(Task input):
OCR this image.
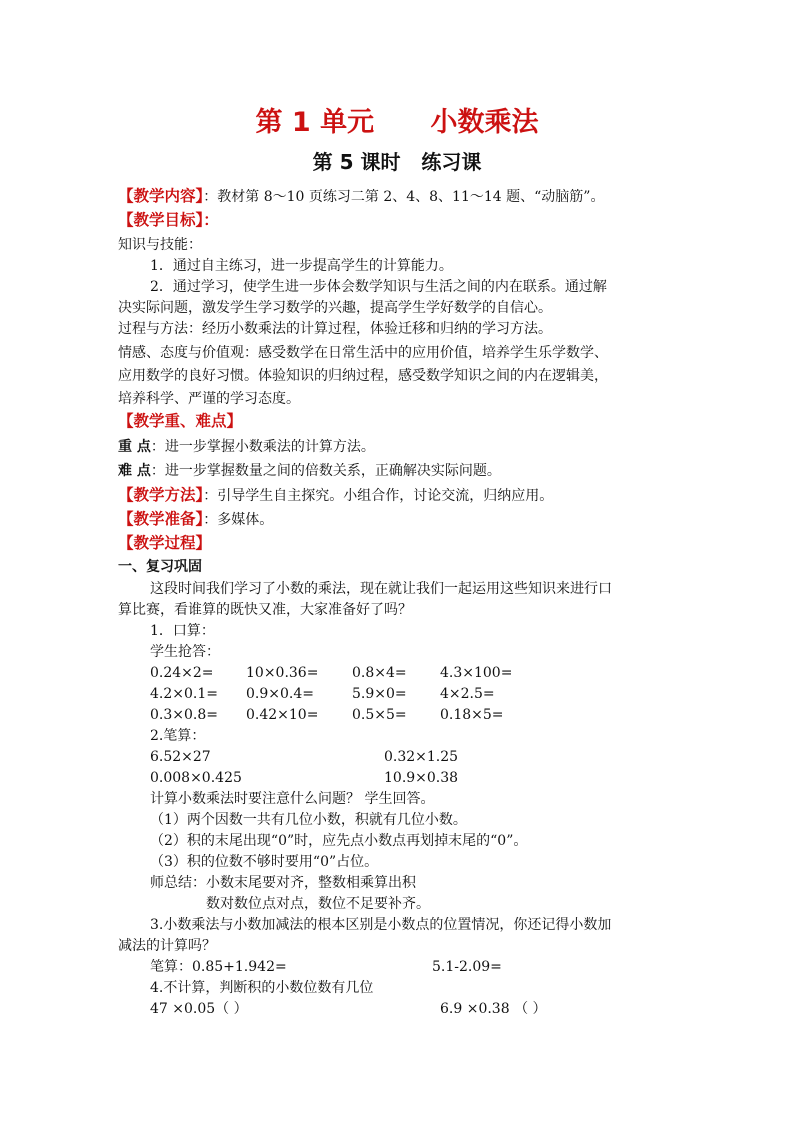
第 1 单元      小数乘法
第 5 课时   练习课
【教学内容】：教材第 8～10 页练习二第 2、4、8、11～14 题、“动脑筋”。
【教学目标】：
知识与技能：
1．通过自主练习，进一步提高学生的计算能力。
2．通过学习，使学生进一步体会数学知识与生活之间的内在联系。通过解
决实际问题，激发学生学习数学的兴趣，提高学生学好数学的自信心。
过程与方法：经历小数乘法的计算过程，体验迁移和归纳的学习方法。
情感、态度与价值观：感受数学在日常生活中的应用价值，培养学生乐学数学、
应用数学的良好习惯。体验知识的归纳过程，感受数学知识之间的内在逻辑美，
培养科学、严谨的学习态度。
【教学重、难点】
重 点：进一步掌握小数乘法的计算方法。
难 点：进一步掌握数量之间的倍数关系，正确解决实际问题。
【教学方法】：引导学生自主探究。小组合作，讨论交流，归纳应用。
【教学准备】：多媒体。
【教学过程】
一、复习巩固
这段时间我们学习了小数的乘法，现在就让我们一起运用这些知识来进行口
算比赛，看谁算的既快又准，大家准备好了吗？
1．口算：
学生抢答：
0.24×2= 10×0.36= 0.8×4= 4.3×100=
4.2×0.1= 0.9×0.4=	5.9×0= 4×2.5=
0.3×0.8= 0.42×10= 0.5×5= 0.18×5=
2.笔算：
6.52×27	0.32×1.25
0.008×0.425	10.9×0.38
计算小数乘法时要注意什么问题？ 学生回答。
（1）两个因数一共有几位小数，积就有几位小数。
（2）积的末尾出现“0”时，应先点小数点再划掉末尾的“0”。
（3）积的位数不够时要用“0”占位。
师总结：小数末尾要对齐，整数相乘算出积
数对数位点对点，数位不足要补齐。
3.小数乘法与小数加减法的根本区别是小数点的位置情况，你还记得小数加
减法的计算吗？
笔算：0.85+1.942=	5.1-2.09=
4.不计算，判断积的小数位数有几位
47 ×0.05（ ）	6.9 ×0.38 （ ）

(What is asked): Repeat each line of the records above exactly, but do not copy the pictures.

(Response to this task):
OCR this image.
第 1 单元      小数乘法
第 5 课时   练习课
【教学内容】：教材第 8～10 页练习二第 2、4、8、11～14 题、“动脑筋”。
【教学目标】：
知识与技能：
1．通过自主练习，进一步提高学生的计算能力。
2．通过学习，使学生进一步体会数学知识与生活之间的内在联系。通过解
决实际问题，激发学生学习数学的兴趣，提高学生学好数学的自信心。
过程与方法：经历小数乘法的计算过程，体验迁移和归纳的学习方法。
情感、态度与价值观：感受数学在日常生活中的应用价值，培养学生乐学数学、
应用数学的良好习惯。体验知识的归纳过程，感受数学知识之间的内在逻辑美，
培养科学、严谨的学习态度。
【教学重、难点】
重 点：进一步掌握小数乘法的计算方法。
难 点：进一步掌握数量之间的倍数关系，正确解决实际问题。
【教学方法】：引导学生自主探究。小组合作，讨论交流，归纳应用。
【教学准备】：多媒体。
【教学过程】
一、复习巩固
这段时间我们学习了小数的乘法，现在就让我们一起运用这些知识来进行口
算比赛，看谁算的既快又准，大家准备好了吗？
1．口算：
学生抢答：
0.24×2= 10×0.36= 0.8×4= 4.3×100=
4.2×0.1= 0.9×0.4=	5.9×0= 4×2.5=
0.3×0.8= 0.42×10= 0.5×5= 0.18×5=
2.笔算：
6.52×27	0.32×1.25
0.008×0.425	10.9×0.38
计算小数乘法时要注意什么问题？ 学生回答。
（1）两个因数一共有几位小数，积就有几位小数。
（2）积的末尾出现“0”时，应先点小数点再划掉末尾的“0”。
（3）积的位数不够时要用“0”占位。
师总结：小数末尾要对齐，整数相乘算出积
数对数位点对点，数位不足要补齐。
3.小数乘法与小数加减法的根本区别是小数点的位置情况，你还记得小数加
减法的计算吗？
笔算：0.85+1.942=	5.1-2.09=
4.不计算，判断积的小数位数有几位
47 ×0.05（ ）	6.9 ×0.38 （ ）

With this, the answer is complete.